• [EXERCISE] Retype everything in the listing, leaving each line exactly as it is.

• [MATERIAL SHOWN]
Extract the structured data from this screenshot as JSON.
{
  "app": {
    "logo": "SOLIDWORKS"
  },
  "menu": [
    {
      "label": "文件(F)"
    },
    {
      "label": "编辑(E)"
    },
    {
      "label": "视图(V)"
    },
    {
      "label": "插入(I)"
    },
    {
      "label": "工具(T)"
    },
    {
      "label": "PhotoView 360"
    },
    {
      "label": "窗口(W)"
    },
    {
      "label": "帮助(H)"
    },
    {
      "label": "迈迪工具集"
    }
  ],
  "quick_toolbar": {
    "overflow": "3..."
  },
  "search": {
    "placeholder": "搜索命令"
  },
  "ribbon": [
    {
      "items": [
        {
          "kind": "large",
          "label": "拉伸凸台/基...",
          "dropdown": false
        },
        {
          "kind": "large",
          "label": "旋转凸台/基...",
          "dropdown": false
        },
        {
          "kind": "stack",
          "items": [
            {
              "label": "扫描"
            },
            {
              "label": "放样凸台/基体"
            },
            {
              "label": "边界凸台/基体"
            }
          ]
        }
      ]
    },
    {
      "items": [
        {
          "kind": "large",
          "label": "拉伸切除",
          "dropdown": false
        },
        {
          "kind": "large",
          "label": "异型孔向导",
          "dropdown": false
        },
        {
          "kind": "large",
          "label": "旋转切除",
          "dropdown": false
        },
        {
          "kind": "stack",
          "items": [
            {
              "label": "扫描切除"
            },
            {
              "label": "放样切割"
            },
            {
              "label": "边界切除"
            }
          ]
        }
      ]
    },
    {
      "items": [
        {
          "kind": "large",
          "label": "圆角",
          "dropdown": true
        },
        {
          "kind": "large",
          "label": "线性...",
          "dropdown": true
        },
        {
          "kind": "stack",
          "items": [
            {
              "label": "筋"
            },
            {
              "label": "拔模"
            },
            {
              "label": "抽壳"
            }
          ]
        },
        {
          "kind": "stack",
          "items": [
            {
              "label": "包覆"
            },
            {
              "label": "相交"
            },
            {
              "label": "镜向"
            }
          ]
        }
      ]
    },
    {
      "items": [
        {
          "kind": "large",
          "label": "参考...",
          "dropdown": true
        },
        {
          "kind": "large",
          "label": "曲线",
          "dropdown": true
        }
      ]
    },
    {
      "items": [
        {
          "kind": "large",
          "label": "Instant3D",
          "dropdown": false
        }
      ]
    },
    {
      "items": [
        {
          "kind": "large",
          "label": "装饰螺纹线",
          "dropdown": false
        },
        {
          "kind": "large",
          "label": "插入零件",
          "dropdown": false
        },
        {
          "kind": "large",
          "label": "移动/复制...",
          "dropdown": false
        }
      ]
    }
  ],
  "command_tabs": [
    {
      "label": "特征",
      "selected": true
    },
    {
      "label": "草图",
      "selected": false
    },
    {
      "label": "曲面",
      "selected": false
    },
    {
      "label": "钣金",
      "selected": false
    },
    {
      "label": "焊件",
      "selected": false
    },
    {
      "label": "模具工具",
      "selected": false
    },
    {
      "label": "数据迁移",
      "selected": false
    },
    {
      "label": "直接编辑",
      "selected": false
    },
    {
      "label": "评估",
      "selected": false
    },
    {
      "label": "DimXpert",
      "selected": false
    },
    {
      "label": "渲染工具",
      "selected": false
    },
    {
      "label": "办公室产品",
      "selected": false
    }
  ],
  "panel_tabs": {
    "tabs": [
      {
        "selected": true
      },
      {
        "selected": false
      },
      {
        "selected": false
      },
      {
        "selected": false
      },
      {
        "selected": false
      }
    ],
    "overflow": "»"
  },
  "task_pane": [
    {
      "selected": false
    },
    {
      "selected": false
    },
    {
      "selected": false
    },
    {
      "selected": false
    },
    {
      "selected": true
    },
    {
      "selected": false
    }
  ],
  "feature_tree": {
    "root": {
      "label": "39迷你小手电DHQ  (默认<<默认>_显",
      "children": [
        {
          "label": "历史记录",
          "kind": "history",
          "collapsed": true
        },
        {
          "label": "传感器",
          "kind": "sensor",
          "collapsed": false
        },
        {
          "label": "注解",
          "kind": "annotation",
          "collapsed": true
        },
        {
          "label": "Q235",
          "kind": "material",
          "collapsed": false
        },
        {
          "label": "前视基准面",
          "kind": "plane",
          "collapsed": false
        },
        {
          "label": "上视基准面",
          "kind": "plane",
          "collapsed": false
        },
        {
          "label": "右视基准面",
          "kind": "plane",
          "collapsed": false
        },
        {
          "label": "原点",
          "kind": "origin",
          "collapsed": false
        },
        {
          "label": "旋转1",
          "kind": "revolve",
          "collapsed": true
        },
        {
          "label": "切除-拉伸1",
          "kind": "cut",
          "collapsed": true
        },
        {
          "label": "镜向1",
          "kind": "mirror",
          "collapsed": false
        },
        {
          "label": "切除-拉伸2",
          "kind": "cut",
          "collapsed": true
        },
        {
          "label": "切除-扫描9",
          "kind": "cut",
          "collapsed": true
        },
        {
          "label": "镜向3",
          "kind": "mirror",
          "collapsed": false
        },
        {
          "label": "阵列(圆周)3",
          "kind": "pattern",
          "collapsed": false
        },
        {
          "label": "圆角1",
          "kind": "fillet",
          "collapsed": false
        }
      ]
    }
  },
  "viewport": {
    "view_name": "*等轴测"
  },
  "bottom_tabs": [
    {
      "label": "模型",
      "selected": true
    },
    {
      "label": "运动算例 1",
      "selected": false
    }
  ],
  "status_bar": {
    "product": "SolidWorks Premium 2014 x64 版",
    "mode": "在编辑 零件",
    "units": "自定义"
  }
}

• [REPLY]
Extract the structured data from this screenshot as JSON.
{
  "app": {
    "logo": "SOLIDWORKS"
  },
  "menu": [
    {
      "label": "文件(F)"
    },
    {
      "label": "编辑(E)"
    },
    {
      "label": "视图(V)"
    },
    {
      "label": "插入(I)"
    },
    {
      "label": "工具(T)"
    },
    {
      "label": "PhotoView 360"
    },
    {
      "label": "窗口(W)"
    },
    {
      "label": "帮助(H)"
    },
    {
      "label": "迈迪工具集"
    }
  ],
  "quick_toolbar": {
    "overflow": "3..."
  },
  "search": {
    "placeholder": "搜索命令"
  },
  "ribbon": [
    {
      "items": [
        {
          "kind": "large",
          "label": "拉伸凸台/基...",
          "dropdown": false
        },
        {
          "kind": "large",
          "label": "旋转凸台/基...",
          "dropdown": false
        },
        {
          "kind": "stack",
          "items": [
            {
              "label": "扫描"
            },
            {
              "label": "放样凸台/基体"
            },
            {
              "label": "边界凸台/基体"
            }
          ]
        }
      ]
    },
    {
      "items": [
        {
          "kind": "large",
          "label": "拉伸切除",
          "dropdown": false
        },
        {
          "kind": "large",
          "label": "异型孔向导",
          "dropdown": false
        },
        {
          "kind": "large",
          "label": "旋转切除",
          "dropdown": false
        },
        {
          "kind": "stack",
          "items": [
            {
              "label": "扫描切除"
            },
            {
              "label": "放样切割"
            },
            {
              "label": "边界切除"
            }
          ]
        }
      ]
    },
    {
      "items": [
        {
          "kind": "large",
          "label": "圆角",
          "dropdown": true
        },
        {
          "kind": "large",
          "label": "线性...",
          "dropdown": true
        },
        {
          "kind": "stack",
          "items": [
            {
              "label": "筋"
            },
            {
              "label": "拔模"
            },
            {
              "label": "抽壳"
            }
          ]
        },
        {
          "kind": "stack",
          "items": [
            {
              "label": "包覆"
            },
            {
              "label": "相交"
            },
            {
              "label": "镜向"
            }
          ]
        }
      ]
    },
    {
      "items": [
        {
          "kind": "large",
          "label": "参考...",
          "dropdown": true
        },
        {
          "kind": "large",
          "label": "曲线",
          "dropdown": true
        }
      ]
    },
    {
      "items": [
        {
          "kind": "large",
          "label": "Instant3D",
          "dropdown": false
        }
      ]
    },
    {
      "items": [
        {
          "kind": "large",
          "label": "装饰螺纹线",
          "dropdown": false
        },
        {
          "kind": "large",
          "label": "插入零件",
          "dropdown": false
        },
        {
          "kind": "large",
          "label": "移动/复制...",
          "dropdown": false
        }
      ]
    }
  ],
  "command_tabs": [
    {
      "label": "特征",
      "selected": true
    },
    {
      "label": "草图",
      "selected": false
    },
    {
      "label": "曲面",
      "selected": false
    },
    {
      "label": "钣金",
      "selected": false
    },
    {
      "label": "焊件",
      "selected": false
    },
    {
      "label": "模具工具",
      "selected": false
    },
    {
      "label": "数据迁移",
      "selected": false
    },
    {
      "label": "直接编辑",
      "selected": false
    },
    {
      "label": "评估",
      "selected": false
    },
    {
      "label": "DimXpert",
      "selected": false
    },
    {
      "label": "渲染工具",
      "selected": false
    },
    {
      "label": "办公室产品",
      "selected": false
    }
  ],
  "panel_tabs": {
    "tabs": [
      {
        "selected": true
      },
      {
        "selected": false
      },
      {
        "selected": false
      },
      {
        "selected": false
      },
      {
        "selected": false
      }
    ],
    "overflow": "»"
  },
  "task_pane": [
    {
      "selected": false
    },
    {
      "selected": false
    },
    {
      "selected": false
    },
    {
      "selected": false
    },
    {
      "selected": true
    },
    {
      "selected": false
    }
  ],
  "feature_tree": {
    "root": {
      "label": "39迷你小手电DHQ  (默认<<默认>_显",
      "children": [
        {
          "label": "历史记录",
          "kind": "history",
          "collapsed": true
        },
        {
          "label": "传感器",
          "kind": "sensor",
          "collapsed": false
        },
        {
          "label": "注解",
          "kind": "annotation",
          "collapsed": true
        },
        {
          "label": "Q235",
          "kind": "material",
          "collapsed": false
        },
        {
          "label": "前视基准面",
          "kind": "plane",
          "collapsed": false
        },
        {
          "label": "上视基准面",
          "kind": "plane",
          "collapsed": false
        },
        {
          "label": "右视基准面",
          "kind": "plane",
          "collapsed": false
        },
        {
          "label": "原点",
          "kind": "origin",
          "collapsed": false
        },
        {
          "label": "旋转1",
          "kind": "revolve",
          "collapsed": true
        },
        {
          "label": "切除-拉伸1",
          "kind": "cut",
          "collapsed": true
        },
        {
          "label": "镜向1",
          "kind": "mirror",
          "collapsed": false
        },
        {
          "label": "切除-拉伸2",
          "kind": "cut",
          "collapsed": true
        },
        {
          "label": "切除-扫描9",
          "kind": "cut",
          "collapsed": true
        },
        {
          "label": "镜向3",
          "kind": "mirror",
          "collapsed": false
        },
        {
          "label": "阵列(圆周)3",
          "kind": "pattern",
          "collapsed": false
        },
        {
          "label": "圆角1",
          "kind": "fillet",
          "collapsed": false
        }
      ]
    }
  },
  "viewport": {
    "view_name": "*等轴测"
  },
  "bottom_tabs": [
    {
      "label": "模型",
      "selected": true
    },
    {
      "label": "运动算例 1",
      "selected": false
    }
  ],
  "status_bar": {
    "product": "SolidWorks Premium 2014 x64 版",
    "mode": "在编辑 零件",
    "units": "自定义"
  }
}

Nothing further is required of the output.